══ Information given

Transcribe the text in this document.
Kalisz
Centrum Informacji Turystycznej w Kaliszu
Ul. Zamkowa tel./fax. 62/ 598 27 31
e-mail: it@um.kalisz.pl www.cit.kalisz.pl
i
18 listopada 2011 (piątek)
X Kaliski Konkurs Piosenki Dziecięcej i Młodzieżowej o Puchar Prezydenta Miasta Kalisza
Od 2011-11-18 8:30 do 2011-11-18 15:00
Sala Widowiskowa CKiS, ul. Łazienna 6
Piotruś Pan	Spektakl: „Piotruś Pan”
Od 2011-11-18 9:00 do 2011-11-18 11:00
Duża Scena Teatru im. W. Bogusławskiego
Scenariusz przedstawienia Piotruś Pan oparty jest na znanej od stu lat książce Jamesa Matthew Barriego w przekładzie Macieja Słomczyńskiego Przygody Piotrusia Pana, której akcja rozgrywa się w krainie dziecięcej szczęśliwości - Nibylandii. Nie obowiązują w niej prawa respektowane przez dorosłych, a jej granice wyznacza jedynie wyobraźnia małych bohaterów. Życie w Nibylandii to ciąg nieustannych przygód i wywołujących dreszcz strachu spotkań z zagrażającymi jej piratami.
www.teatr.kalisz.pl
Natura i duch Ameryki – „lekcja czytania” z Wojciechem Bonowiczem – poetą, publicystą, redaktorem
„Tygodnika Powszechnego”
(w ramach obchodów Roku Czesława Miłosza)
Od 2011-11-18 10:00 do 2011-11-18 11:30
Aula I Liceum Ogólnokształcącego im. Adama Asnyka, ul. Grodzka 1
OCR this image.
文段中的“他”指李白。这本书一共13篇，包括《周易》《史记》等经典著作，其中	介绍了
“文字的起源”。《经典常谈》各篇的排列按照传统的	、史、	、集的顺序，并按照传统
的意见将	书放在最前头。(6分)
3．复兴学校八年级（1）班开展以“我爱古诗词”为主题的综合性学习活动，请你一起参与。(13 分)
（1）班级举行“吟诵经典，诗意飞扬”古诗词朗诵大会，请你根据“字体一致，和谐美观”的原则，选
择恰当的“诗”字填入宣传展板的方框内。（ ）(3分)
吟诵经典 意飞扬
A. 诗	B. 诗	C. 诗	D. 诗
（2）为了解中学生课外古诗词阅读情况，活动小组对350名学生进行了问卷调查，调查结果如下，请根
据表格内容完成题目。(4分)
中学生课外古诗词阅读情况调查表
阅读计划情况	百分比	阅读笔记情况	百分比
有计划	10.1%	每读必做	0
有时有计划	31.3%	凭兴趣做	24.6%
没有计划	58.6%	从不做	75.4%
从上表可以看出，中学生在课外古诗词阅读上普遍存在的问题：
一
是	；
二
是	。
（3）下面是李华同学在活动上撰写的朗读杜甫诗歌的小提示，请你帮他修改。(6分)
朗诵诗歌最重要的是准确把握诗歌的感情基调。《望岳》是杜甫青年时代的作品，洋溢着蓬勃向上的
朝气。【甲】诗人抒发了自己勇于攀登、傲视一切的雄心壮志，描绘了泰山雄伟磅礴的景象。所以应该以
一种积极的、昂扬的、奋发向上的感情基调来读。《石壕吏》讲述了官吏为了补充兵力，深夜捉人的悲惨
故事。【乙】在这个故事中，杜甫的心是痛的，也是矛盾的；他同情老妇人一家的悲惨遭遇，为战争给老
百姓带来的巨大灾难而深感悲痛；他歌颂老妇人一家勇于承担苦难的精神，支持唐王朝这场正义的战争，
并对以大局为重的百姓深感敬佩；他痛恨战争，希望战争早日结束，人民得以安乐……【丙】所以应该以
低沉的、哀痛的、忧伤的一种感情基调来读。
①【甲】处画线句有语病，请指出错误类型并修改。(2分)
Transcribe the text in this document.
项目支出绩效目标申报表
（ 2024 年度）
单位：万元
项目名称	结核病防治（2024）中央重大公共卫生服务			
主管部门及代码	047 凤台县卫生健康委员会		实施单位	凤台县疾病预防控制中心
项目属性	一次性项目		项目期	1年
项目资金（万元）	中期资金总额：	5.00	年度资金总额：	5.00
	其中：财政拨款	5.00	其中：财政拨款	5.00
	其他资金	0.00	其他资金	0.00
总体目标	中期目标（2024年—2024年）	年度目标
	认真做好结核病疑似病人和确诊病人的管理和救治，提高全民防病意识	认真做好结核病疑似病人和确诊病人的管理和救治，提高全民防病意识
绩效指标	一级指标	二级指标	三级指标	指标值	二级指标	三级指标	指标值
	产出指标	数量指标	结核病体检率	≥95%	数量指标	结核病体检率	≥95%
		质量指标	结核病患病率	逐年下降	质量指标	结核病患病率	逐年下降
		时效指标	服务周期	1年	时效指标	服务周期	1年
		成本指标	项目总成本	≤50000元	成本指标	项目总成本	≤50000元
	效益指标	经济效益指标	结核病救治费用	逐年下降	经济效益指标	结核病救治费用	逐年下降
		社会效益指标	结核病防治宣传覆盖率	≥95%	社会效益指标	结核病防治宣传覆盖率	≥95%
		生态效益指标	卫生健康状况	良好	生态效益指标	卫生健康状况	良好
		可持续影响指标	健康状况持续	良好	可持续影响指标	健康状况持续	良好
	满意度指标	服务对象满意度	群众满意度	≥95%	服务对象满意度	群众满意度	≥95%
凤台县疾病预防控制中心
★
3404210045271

════

Requirement:
What is the number of lines in this material that hold the string "Piotruś"? Answer with that number only.

Exercise answer:
2